__WHAT YOU SHOULD DO__
List each line of the data in which the string "必要があると認められるときは" appears.

-- Start TASK DATA --

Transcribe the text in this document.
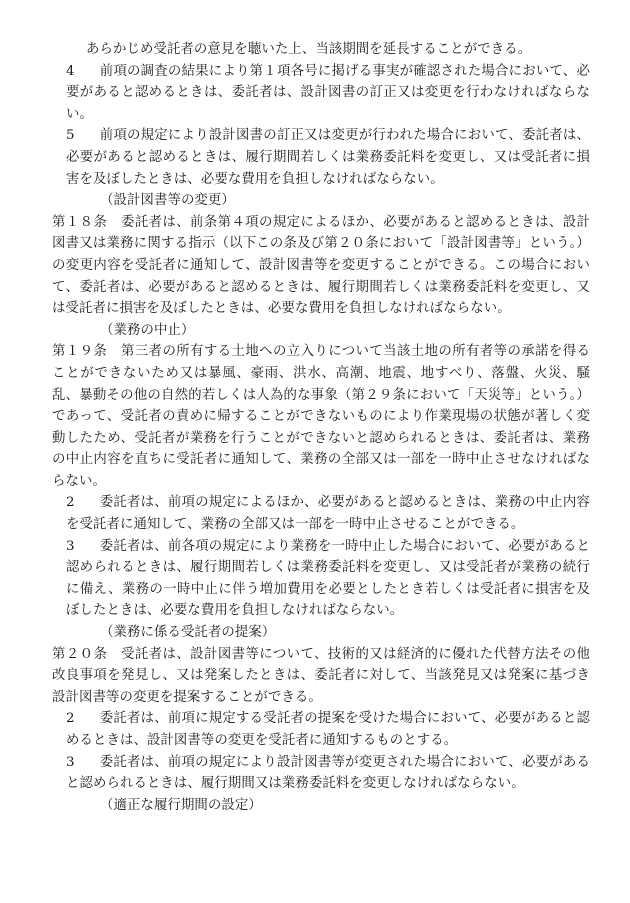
あらかじめ受託者の意見を聴いた上、当該期間を延長することができる。

4　前項の調査の結果により第１項各号に掲げる事実が確認された場合において、必要があると認めるときは、委託者は、設計図書の訂正又は変更を行わなければならない。

5　前項の規定により設計図書の訂正又は変更が行われた場合において、委託者は、必要があると認めるときは、履行期間若しくは業務委託料を変更し、又は受託者に損害を及ぼしたときは、必要な費用を負担しなければならない。

（設計図書等の変更）

第１８条　委託者は、前条第４項の規定によるほか、必要があると認めるときは、設計図書又は業務に関する指示（以下この条及び第２０条において「設計図書等」という。）の変更内容を受託者に通知して、設計図書等を変更することができる。この場合において、委託者は、必要があると認めるときは、履行期間若しくは業務委託料を変更し、又は受託者に損害を及ぼしたときは、必要な費用を負担しなければならない。

（業務の中止）

第１９条　第三者の所有する土地への立入りについて当該土地の所有者等の承諾を得ることができないため又は暴風、豪雨、洪水、高潮、地震、地すべり、落盤、火災、騒乱、暴動その他の自然的若しくは人為的な事象（第２９条において「天災等」という。）であって、受託者の責めに帰することができないものにより作業現場の状態が著しく変動したため、受託者が業務を行うことができないと認められるときは、委託者は、業務の中止内容を直ちに受託者に通知して、業務の全部又は一部を一時中止させなければならない。

2　委託者は、前項の規定によるほか、必要があると認めるときは、業務の中止内容を受託者に通知して、業務の全部又は一部を一時中止させることができる。

3　委託者は、前各項の規定により業務を一時中止した場合において、必要があると認められるときは、履行期間若しくは業務委託料を変更し、又は受託者が業務の続行に備え、業務の一時中止に伴う増加費用を必要としたとき若しくは受託者に損害を及ぼしたときは、必要な費用を負担しなければならない。

（業務に係る受託者の提案）

第２０条　受託者は、設計図書等について、技術的又は経済的に優れた代替方法その他改良事項を発見し、又は発案したときは、委託者に対して、当該発見又は発案に基づき設計図書等の変更を提案することができる。

2　委託者は、前項に規定する受託者の提案を受けた場合において、必要があると認めるときは、設計図書等の変更を受託者に通知するものとする。

3　委託者は、前項の規定により設計図書等が変更された場合において、必要があると認められるときは、履行期間又は業務委託料を変更しなければならない。

（適正な履行期間の設定）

-- End TASK DATA --

__RESULT__
3　委託者は、前各項の規定により業務を一時中止した場合において、必要があると認められるときは、履行期間若しくは業務委託料を変更し、又は受託者が業務の続行に備え、業務の一時中止に伴う増加費用を必要としたとき若しくは受託者に損害を及ぼしたときは、必要な費用を負担しなければならない。
3　委託者は、前項の規定により設計図書等が変更された場合において、必要があると認められるときは、履行期間又は業務委託料を変更しなければならない。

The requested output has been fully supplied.